**Written instruction:**
Exactly the lines from the one containing "What text is on this page?" through the end of the data below are to be reproduced, and nothing besides them.

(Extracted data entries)
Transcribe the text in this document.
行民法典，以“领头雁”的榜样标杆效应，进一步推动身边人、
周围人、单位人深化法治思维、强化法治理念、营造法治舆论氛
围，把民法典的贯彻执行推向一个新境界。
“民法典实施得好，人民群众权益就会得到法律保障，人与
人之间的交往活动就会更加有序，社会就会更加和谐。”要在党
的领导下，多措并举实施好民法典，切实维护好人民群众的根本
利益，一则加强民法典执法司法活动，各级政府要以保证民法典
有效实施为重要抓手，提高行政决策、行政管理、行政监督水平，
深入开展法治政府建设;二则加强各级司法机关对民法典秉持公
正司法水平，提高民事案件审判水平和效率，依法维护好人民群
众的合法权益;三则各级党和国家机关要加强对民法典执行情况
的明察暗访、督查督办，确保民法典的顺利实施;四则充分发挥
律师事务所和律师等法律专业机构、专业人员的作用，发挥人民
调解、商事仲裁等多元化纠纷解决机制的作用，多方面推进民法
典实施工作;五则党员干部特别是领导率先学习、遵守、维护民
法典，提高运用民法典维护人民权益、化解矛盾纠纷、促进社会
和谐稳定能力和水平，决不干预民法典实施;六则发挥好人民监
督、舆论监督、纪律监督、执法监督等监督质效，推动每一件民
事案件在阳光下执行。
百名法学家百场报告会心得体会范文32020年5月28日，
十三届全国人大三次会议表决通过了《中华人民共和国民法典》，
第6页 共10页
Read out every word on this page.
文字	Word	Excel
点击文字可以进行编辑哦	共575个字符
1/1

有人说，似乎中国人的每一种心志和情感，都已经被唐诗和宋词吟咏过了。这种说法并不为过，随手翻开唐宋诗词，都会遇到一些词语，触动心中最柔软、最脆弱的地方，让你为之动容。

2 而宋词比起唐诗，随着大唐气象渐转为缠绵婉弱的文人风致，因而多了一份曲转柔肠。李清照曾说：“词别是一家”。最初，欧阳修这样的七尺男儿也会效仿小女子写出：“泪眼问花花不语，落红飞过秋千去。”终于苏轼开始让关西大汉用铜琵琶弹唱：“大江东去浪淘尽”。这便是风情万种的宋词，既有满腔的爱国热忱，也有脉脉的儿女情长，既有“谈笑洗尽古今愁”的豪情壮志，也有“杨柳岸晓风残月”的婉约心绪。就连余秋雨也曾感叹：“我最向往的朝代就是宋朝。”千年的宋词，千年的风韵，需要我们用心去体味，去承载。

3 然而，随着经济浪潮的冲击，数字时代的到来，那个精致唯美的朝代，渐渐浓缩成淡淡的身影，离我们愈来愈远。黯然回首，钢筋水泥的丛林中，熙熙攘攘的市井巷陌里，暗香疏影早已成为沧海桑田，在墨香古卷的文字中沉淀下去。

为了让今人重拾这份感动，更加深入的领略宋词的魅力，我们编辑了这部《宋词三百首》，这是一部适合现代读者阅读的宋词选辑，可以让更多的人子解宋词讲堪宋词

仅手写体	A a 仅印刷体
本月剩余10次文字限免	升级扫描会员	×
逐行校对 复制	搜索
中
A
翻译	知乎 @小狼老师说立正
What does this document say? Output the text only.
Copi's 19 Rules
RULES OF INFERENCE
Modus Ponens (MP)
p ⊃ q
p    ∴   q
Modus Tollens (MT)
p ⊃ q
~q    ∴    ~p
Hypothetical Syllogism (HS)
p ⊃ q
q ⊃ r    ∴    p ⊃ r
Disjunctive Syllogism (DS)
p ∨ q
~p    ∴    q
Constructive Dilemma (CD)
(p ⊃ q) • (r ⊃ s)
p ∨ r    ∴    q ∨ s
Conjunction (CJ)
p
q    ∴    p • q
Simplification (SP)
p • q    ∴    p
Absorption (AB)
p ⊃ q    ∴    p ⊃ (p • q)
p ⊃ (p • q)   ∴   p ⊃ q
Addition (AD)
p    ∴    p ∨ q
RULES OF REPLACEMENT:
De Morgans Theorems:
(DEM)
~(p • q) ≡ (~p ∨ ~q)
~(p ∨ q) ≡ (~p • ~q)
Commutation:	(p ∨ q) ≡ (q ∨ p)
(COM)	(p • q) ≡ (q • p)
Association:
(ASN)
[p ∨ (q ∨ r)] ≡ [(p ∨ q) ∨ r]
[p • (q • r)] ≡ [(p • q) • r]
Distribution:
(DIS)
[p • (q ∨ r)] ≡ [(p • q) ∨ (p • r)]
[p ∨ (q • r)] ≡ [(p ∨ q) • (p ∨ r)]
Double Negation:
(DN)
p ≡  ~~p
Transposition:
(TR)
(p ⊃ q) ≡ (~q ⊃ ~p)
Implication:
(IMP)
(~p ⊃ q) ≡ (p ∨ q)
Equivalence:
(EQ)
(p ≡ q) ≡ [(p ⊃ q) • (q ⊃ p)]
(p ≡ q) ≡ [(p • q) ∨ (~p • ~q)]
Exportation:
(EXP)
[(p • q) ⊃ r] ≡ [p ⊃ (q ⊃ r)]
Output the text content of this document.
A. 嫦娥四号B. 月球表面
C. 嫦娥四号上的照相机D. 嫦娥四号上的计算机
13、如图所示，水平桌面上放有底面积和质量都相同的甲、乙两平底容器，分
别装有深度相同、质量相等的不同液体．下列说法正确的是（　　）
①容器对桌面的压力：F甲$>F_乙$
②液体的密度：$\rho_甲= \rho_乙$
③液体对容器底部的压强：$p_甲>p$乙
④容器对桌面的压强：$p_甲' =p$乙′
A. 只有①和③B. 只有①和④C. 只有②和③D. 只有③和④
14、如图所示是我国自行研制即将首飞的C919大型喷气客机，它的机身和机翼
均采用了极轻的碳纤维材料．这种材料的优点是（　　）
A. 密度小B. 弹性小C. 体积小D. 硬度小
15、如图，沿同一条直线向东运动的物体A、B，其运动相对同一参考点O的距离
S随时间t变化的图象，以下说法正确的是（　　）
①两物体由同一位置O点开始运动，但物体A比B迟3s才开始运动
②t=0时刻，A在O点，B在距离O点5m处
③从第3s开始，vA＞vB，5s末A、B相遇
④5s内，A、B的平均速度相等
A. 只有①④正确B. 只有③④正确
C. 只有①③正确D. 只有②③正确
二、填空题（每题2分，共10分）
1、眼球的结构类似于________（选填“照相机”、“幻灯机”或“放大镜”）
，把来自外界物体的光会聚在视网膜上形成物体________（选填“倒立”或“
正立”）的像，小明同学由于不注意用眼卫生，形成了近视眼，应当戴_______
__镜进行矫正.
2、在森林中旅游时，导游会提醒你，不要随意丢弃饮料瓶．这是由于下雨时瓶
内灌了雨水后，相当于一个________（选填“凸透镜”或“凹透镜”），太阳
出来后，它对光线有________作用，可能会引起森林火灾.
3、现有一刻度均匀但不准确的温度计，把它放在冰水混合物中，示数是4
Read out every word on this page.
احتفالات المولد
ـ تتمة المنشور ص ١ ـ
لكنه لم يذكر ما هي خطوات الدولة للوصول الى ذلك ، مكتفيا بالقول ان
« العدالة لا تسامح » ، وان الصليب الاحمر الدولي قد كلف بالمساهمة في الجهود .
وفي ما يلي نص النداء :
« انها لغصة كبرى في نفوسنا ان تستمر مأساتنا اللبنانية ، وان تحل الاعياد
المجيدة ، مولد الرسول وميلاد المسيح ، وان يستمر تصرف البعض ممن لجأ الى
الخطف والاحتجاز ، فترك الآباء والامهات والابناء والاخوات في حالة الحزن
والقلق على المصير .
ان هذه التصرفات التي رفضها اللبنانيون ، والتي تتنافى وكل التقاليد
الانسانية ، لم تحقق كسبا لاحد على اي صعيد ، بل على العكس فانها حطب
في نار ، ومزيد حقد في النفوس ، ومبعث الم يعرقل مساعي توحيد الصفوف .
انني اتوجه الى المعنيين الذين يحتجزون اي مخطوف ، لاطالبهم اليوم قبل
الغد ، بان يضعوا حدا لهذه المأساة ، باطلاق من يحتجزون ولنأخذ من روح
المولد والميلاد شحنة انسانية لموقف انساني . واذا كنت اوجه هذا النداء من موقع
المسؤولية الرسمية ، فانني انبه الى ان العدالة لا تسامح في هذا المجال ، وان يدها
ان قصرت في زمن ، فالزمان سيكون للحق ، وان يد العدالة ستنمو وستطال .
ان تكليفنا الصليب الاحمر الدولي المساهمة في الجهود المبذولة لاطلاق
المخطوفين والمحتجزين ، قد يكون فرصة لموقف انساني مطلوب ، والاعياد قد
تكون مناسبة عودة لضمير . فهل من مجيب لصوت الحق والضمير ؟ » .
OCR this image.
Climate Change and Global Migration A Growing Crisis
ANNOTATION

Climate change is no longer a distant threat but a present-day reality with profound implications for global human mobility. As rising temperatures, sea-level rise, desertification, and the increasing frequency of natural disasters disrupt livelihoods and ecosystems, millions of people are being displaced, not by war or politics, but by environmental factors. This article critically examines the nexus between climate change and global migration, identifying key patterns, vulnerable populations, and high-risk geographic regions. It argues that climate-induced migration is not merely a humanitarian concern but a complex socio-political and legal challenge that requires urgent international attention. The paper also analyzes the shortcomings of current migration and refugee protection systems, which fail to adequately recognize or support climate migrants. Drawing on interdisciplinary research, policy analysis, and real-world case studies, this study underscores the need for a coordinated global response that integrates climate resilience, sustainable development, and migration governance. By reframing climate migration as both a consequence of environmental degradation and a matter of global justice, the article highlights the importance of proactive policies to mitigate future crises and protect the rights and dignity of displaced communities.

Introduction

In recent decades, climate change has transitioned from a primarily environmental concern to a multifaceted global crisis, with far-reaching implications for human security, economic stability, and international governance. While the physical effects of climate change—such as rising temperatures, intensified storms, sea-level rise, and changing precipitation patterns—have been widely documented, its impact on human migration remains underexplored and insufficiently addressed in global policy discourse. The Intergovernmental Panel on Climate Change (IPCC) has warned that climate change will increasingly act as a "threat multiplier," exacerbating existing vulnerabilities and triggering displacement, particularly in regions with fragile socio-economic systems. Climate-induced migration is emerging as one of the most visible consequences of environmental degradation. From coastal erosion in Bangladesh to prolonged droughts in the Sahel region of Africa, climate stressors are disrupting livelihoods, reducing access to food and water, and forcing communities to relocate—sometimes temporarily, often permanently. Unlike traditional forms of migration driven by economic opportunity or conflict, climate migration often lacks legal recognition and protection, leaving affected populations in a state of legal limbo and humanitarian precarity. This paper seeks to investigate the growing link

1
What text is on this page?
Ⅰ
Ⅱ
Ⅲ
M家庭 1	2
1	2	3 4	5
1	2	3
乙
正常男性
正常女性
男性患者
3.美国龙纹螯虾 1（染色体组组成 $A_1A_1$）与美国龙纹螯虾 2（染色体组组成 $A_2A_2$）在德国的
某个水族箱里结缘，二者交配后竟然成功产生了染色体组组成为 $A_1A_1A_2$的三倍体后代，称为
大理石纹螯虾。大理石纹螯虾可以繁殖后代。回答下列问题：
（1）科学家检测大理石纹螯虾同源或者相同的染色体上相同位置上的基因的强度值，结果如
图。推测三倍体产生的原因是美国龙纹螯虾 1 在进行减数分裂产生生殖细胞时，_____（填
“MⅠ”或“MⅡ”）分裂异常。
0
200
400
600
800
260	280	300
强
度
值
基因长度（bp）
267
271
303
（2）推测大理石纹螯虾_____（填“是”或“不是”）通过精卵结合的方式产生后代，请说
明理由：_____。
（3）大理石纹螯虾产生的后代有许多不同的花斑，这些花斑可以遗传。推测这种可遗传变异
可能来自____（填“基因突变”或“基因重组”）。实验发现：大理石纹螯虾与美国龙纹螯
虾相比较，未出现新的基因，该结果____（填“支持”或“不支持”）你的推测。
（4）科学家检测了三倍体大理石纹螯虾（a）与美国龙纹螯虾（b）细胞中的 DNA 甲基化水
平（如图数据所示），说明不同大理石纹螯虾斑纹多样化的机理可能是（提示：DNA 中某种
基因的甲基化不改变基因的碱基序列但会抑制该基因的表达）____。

**Full solution:**
What text is on this page?
Ⅰ
Ⅱ
Ⅲ
M家庭 1	2
1	2	3 4	5
1	2	3
乙
正常男性
正常女性
男性患者
3.美国龙纹螯虾 1（染色体组组成 $A_1A_1$）与美国龙纹螯虾 2（染色体组组成 $A_2A_2$）在德国的
某个水族箱里结缘，二者交配后竟然成功产生了染色体组组成为 $A_1A_1A_2$的三倍体后代，称为
大理石纹螯虾。大理石纹螯虾可以繁殖后代。回答下列问题：
（1）科学家检测大理石纹螯虾同源或者相同的染色体上相同位置上的基因的强度值，结果如
图。推测三倍体产生的原因是美国龙纹螯虾 1 在进行减数分裂产生生殖细胞时，_____（填
“MⅠ”或“MⅡ”）分裂异常。
0
200
400
600
800
260	280	300
强
度
值
基因长度（bp）
267
271
303
（2）推测大理石纹螯虾_____（填“是”或“不是”）通过精卵结合的方式产生后代，请说
明理由：_____。
（3）大理石纹螯虾产生的后代有许多不同的花斑，这些花斑可以遗传。推测这种可遗传变异
可能来自____（填“基因突变”或“基因重组”）。实验发现：大理石纹螯虾与美国龙纹螯
虾相比较，未出现新的基因，该结果____（填“支持”或“不支持”）你的推测。
（4）科学家检测了三倍体大理石纹螯虾（a）与美国龙纹螯虾（b）细胞中的 DNA 甲基化水
平（如图数据所示），说明不同大理石纹螯虾斑纹多样化的机理可能是（提示：DNA 中某种
基因的甲基化不改变基因的碱基序列但会抑制该基因的表达）____。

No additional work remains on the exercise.